══ DATA FOR PROCESSING ══

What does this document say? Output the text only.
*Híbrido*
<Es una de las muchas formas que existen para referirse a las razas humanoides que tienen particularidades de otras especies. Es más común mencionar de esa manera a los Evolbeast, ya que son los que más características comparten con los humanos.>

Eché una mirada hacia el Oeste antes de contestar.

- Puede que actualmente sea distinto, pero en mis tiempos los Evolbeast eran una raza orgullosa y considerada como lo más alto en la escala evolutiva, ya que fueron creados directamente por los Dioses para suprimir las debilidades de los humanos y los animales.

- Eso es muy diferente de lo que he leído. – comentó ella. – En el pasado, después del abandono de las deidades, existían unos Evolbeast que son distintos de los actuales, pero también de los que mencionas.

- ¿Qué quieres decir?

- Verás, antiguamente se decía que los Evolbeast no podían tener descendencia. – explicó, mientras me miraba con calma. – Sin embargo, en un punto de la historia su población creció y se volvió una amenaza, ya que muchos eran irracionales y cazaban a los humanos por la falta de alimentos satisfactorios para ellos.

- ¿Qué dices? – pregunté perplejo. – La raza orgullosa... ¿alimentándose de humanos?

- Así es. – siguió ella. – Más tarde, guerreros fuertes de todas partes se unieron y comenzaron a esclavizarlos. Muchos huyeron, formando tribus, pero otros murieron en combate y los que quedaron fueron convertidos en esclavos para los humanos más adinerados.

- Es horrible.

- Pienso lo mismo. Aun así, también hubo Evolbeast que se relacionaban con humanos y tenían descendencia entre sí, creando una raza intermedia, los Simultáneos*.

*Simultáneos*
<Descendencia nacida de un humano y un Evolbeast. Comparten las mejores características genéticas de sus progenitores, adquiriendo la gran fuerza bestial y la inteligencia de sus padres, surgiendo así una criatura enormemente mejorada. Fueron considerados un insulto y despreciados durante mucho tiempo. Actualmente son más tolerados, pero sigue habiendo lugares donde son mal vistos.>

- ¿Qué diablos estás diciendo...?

═══

- YOUR OBJECTIVE -
Each line with the string "ella" in it needs to be found and copied.

- FULL RESPONSE -
- Eso es muy diferente de lo que he leído. – comentó ella. – En el pasado, después del abandono de las deidades, existían unos Evolbeast que son distintos de los actuales, pero también de los que mencionas.
- Así es. – siguió ella. – Más tarde, guerreros fuertes de todas partes se unieron y comenzaron a esclavizarlos. Muchos huyeron, formando tribus, pero otros murieron en combate y los que quedaron fueron convertidos en esclavos para los humanos más adinerados.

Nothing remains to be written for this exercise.